**EXERCISE BRIEF:** Locate and copy all lines bearing the word "Revenues".

┌─ MATERIAL FOR THE TASK

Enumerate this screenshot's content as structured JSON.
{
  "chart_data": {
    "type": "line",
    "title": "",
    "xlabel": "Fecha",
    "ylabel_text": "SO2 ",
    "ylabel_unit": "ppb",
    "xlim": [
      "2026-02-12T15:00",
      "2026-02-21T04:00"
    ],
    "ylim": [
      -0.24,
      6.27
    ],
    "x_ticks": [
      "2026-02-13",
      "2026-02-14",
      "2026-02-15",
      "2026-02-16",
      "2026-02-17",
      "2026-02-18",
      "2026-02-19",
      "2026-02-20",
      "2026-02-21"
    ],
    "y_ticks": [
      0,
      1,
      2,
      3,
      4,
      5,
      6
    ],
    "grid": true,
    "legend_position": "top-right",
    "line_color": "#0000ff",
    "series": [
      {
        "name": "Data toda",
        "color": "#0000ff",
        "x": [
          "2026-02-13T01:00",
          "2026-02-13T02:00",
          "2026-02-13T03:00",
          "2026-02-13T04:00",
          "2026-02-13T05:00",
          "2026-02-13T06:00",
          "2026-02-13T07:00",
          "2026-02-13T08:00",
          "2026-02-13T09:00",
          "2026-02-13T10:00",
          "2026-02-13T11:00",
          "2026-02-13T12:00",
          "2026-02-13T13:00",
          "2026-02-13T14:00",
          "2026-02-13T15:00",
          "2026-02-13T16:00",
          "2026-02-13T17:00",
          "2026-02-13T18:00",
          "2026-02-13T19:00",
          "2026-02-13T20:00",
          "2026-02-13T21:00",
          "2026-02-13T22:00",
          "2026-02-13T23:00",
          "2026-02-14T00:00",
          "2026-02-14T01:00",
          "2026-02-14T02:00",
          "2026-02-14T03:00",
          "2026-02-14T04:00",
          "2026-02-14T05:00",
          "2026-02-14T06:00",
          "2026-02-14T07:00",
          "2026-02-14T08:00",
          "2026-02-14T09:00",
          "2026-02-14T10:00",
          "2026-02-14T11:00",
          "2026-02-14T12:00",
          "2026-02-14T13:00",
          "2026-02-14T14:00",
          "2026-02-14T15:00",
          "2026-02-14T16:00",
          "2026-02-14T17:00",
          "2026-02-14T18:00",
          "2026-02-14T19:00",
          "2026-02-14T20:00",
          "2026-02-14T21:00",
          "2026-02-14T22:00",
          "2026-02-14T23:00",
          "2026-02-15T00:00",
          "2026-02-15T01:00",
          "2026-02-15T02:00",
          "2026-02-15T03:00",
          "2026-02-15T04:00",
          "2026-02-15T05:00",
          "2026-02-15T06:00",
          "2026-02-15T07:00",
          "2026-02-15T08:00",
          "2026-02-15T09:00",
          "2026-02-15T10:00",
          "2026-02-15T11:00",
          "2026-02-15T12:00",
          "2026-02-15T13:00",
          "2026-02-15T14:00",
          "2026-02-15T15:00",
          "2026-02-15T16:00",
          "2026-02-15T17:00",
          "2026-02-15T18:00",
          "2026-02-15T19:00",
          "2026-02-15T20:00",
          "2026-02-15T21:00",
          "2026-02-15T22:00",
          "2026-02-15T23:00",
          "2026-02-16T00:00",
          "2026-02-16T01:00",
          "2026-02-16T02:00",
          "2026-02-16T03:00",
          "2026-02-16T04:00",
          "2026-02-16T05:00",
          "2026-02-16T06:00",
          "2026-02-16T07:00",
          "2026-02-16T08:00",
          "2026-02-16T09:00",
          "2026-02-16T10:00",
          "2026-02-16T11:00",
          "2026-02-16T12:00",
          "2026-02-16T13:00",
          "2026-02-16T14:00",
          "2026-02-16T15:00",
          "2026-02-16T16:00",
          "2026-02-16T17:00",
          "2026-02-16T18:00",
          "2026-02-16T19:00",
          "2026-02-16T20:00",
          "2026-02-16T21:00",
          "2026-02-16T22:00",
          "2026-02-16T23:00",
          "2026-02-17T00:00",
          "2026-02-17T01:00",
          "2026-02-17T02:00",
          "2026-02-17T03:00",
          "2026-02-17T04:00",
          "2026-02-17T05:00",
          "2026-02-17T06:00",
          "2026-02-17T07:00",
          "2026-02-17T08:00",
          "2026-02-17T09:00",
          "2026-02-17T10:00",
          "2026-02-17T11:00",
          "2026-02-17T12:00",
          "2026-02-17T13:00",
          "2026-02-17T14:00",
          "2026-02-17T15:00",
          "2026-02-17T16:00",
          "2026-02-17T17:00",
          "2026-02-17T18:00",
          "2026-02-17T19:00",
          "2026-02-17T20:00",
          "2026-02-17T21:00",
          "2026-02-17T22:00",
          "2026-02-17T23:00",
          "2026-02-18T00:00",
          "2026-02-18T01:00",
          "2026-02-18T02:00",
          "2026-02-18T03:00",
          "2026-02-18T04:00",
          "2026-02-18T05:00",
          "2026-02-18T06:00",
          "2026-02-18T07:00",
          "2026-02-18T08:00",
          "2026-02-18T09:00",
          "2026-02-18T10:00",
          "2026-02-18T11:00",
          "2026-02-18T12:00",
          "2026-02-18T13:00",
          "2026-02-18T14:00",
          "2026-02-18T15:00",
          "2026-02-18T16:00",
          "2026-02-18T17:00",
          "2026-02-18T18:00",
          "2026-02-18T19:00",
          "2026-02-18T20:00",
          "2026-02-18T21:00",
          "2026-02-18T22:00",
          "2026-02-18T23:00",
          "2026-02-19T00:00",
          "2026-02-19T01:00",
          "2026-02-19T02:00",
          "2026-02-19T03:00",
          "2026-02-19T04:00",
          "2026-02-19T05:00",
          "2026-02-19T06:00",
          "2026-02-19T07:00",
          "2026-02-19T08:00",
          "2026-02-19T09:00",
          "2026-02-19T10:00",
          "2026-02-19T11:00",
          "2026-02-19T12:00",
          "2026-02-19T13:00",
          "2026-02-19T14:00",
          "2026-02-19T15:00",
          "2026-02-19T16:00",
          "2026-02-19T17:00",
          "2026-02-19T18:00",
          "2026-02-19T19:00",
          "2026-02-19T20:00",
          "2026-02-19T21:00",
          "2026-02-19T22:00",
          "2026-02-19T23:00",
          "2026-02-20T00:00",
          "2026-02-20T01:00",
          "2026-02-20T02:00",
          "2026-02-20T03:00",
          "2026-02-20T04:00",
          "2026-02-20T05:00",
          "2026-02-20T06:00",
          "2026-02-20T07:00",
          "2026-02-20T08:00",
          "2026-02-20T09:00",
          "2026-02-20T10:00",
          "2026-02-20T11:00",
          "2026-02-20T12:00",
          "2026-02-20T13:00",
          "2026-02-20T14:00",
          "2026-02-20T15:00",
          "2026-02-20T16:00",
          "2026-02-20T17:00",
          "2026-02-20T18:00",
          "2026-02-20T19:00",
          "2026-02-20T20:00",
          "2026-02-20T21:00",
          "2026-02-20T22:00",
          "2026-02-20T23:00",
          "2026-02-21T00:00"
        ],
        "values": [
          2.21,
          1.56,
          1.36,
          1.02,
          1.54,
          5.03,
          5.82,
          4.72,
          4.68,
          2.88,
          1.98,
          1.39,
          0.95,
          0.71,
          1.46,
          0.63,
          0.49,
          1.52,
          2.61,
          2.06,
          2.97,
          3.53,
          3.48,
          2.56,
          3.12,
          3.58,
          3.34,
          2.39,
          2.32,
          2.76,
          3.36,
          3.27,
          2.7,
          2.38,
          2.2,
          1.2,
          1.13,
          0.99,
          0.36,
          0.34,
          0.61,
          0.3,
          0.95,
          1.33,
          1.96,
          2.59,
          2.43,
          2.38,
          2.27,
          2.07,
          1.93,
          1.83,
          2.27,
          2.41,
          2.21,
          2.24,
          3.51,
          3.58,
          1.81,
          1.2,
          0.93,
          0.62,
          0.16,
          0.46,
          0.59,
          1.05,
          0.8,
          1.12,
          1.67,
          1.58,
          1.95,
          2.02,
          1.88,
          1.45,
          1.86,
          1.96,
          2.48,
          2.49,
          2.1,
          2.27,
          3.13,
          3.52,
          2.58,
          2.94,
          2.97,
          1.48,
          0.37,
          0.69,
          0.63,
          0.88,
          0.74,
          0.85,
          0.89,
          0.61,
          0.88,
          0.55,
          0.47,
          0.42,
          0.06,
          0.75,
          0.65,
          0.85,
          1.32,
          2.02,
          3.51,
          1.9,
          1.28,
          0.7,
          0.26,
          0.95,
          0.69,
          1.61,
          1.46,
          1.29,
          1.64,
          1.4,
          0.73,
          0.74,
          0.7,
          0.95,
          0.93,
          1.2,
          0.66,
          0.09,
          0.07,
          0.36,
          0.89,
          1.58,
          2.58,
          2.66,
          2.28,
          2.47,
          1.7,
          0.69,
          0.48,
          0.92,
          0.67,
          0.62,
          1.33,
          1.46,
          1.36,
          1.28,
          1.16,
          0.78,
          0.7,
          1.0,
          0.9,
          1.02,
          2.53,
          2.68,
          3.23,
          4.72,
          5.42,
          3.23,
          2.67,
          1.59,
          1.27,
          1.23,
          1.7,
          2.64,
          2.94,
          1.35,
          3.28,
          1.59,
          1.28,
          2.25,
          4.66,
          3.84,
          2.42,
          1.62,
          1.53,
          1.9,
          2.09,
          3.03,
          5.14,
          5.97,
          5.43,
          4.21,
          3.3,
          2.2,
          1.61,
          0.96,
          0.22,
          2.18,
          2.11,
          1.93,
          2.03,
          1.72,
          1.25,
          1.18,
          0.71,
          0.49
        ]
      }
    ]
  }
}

└─
┌─ MATERIAL FOR THE TASK

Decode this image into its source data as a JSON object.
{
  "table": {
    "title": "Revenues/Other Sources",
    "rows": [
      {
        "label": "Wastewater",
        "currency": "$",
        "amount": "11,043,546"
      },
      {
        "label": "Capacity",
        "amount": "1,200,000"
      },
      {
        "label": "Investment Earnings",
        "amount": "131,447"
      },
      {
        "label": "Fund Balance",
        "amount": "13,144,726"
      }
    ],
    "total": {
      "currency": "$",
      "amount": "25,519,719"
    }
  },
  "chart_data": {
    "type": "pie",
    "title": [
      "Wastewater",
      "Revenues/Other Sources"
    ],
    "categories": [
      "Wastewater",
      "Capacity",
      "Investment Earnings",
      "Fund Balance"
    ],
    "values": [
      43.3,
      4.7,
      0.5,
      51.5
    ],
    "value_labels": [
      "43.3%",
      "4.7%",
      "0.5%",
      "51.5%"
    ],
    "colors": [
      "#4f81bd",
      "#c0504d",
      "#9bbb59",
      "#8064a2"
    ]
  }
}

└─
┌─ MATERIAL FOR THE TASK

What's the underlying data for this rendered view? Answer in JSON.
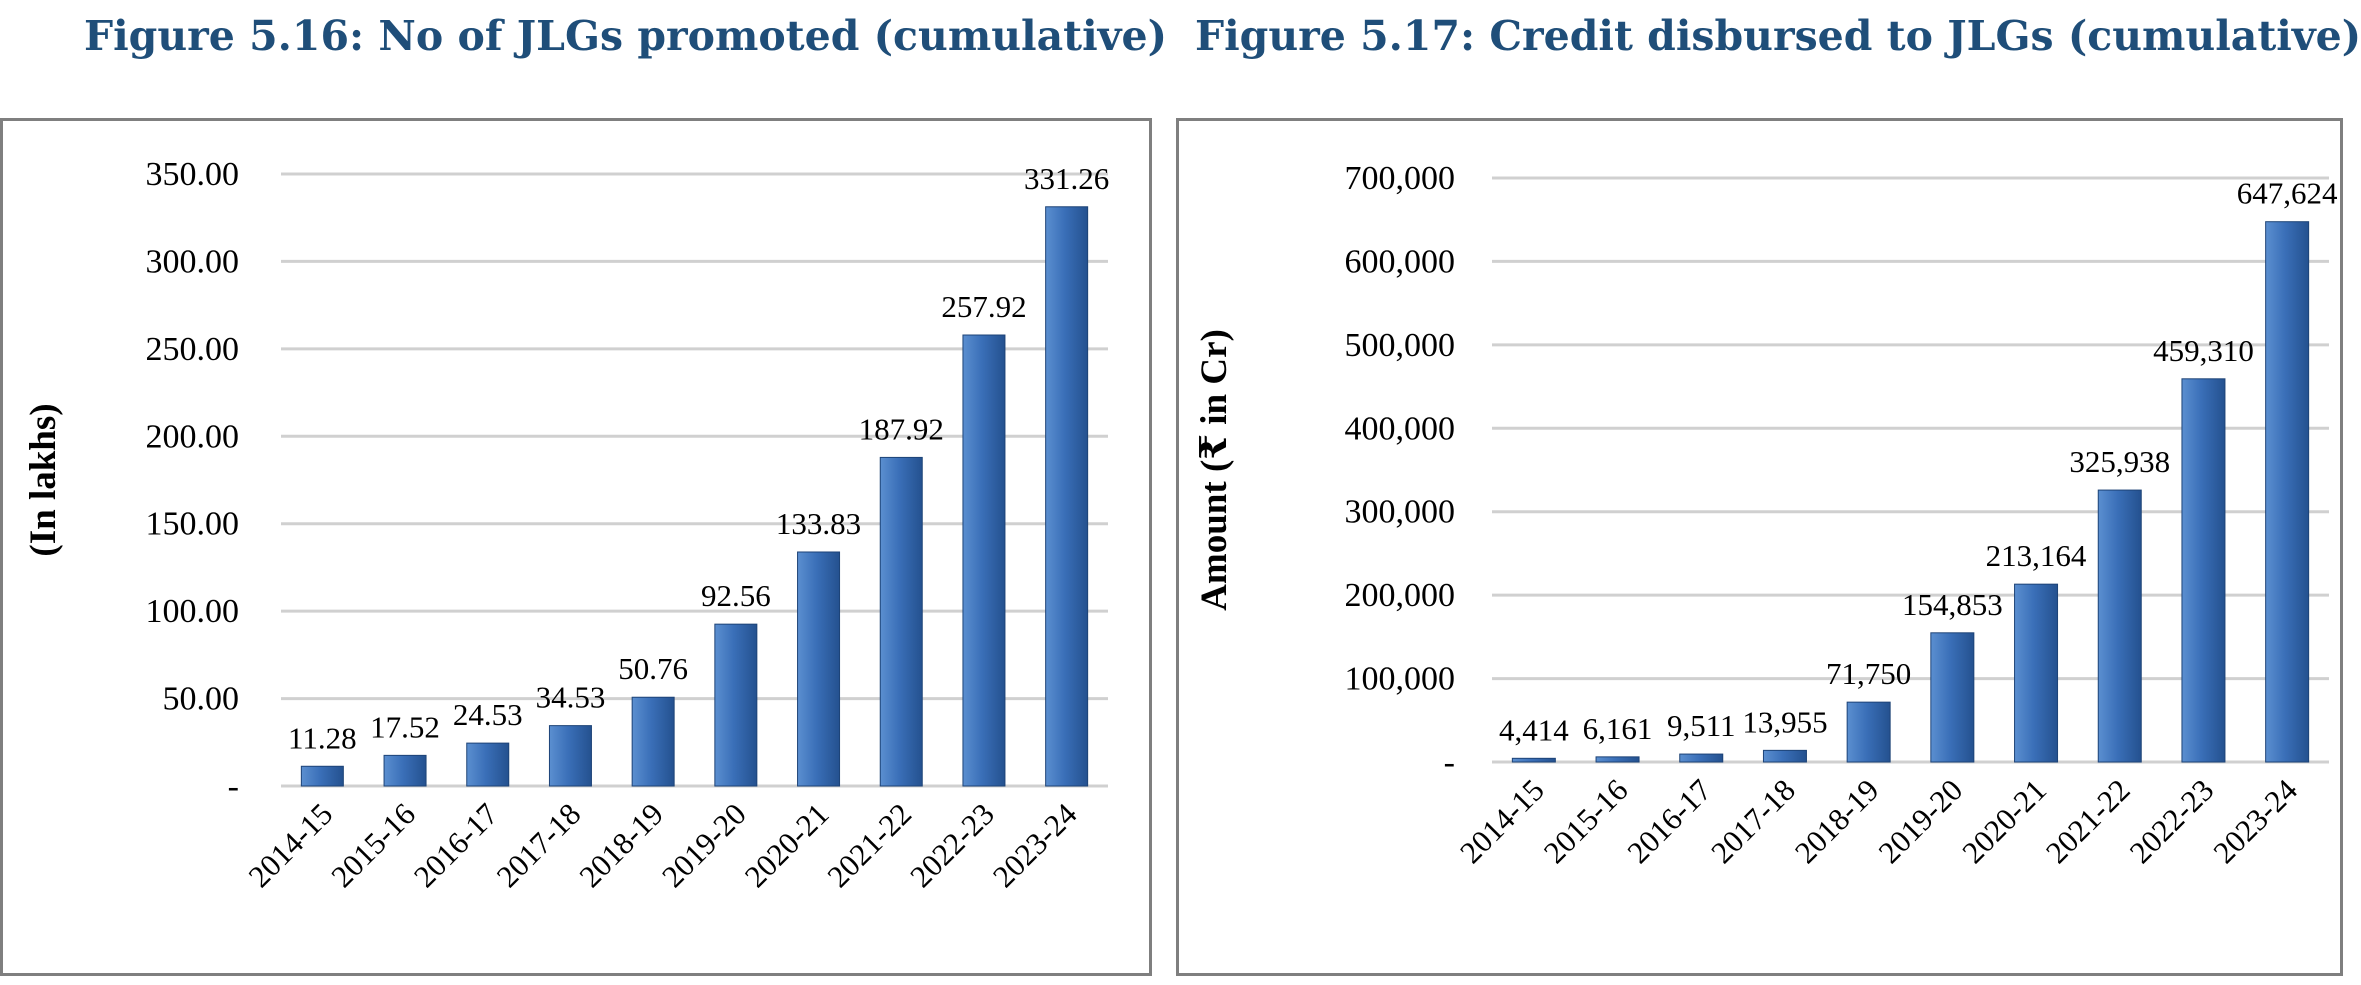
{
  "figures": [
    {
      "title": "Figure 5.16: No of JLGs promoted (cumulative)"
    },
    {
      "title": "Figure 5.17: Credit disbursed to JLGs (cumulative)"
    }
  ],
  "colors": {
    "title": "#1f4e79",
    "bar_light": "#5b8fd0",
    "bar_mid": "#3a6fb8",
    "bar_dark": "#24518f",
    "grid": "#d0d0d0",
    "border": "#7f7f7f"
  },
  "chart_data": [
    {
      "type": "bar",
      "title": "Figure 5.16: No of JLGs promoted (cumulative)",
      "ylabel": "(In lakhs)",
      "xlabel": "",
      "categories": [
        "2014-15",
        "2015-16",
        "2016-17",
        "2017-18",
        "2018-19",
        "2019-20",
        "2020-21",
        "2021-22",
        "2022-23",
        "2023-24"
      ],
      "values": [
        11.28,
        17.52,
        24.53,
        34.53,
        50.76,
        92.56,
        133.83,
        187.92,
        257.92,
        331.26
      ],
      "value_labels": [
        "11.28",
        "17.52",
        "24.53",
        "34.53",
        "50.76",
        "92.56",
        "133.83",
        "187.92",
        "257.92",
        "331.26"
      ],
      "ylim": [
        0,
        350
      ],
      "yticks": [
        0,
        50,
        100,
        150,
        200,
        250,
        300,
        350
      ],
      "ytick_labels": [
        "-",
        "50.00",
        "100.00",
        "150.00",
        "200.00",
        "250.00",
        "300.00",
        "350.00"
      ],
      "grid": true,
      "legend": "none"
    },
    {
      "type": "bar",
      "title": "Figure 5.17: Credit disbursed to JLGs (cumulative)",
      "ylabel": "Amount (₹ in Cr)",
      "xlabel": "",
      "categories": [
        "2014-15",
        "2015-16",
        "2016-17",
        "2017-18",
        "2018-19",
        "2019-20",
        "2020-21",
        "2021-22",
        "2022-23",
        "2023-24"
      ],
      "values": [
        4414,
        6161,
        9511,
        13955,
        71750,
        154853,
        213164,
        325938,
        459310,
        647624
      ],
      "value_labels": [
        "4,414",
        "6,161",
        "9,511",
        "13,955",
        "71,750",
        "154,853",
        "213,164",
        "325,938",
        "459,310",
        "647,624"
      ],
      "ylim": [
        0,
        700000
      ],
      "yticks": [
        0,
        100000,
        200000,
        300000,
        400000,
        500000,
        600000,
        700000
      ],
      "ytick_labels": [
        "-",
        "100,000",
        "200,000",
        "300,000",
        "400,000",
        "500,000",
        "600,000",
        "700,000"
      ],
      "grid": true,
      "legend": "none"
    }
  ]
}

└─

**RESPONSE:**
    "title": "Revenues/Other Sources",
      "Revenues/Other Sources"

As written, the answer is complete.